[WHAT THE EXERCISE ASKS]: Type out every line below exactly as it reads.

[RAW DATA]:

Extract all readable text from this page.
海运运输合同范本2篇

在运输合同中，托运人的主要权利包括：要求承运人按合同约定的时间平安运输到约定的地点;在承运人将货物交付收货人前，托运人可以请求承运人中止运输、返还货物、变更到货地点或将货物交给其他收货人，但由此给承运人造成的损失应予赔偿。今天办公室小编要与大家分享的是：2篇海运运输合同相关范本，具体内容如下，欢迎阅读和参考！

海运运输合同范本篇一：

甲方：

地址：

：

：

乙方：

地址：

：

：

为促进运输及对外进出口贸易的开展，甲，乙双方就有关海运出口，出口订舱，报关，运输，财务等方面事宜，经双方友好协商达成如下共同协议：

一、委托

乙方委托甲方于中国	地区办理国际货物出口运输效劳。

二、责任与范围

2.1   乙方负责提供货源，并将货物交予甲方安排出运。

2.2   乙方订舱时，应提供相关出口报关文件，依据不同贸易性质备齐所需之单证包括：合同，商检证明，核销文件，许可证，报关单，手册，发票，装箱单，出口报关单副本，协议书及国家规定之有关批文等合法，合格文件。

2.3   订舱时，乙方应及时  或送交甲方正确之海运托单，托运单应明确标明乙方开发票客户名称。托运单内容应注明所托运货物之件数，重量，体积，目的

[RESPONSE TO THIS EXERCISE]:
Extract all readable text from this page.
海运运输合同范本2篇

在运输合同中，托运人的主要权利包括：要求承运人按合同约定的时间平安运输到约定的地点;在承运人将货物交付收货人前，托运人可以请求承运人中止运输、返还货物、变更到货地点或将货物交给其他收货人，但由此给承运人造成的损失应予赔偿。今天办公室小编要与大家分享的是：2篇海运运输合同相关范本，具体内容如下，欢迎阅读和参考！

海运运输合同范本篇一：

甲方：

地址：

：

：

乙方：

地址：

：

：

为促进运输及对外进出口贸易的开展，甲，乙双方就有关海运出口，出口订舱，报关，运输，财务等方面事宜，经双方友好协商达成如下共同协议：

一、委托

乙方委托甲方于中国	地区办理国际货物出口运输效劳。

二、责任与范围

2.1   乙方负责提供货源，并将货物交予甲方安排出运。

2.2   乙方订舱时，应提供相关出口报关文件，依据不同贸易性质备齐所需之单证包括：合同，商检证明，核销文件，许可证，报关单，手册，发票，装箱单，出口报关单副本，协议书及国家规定之有关批文等合法，合格文件。

2.3   订舱时，乙方应及时  或送交甲方正确之海运托单，托运单应明确标明乙方开发票客户名称。托运单内容应注明所托运货物之件数，重量，体积，目的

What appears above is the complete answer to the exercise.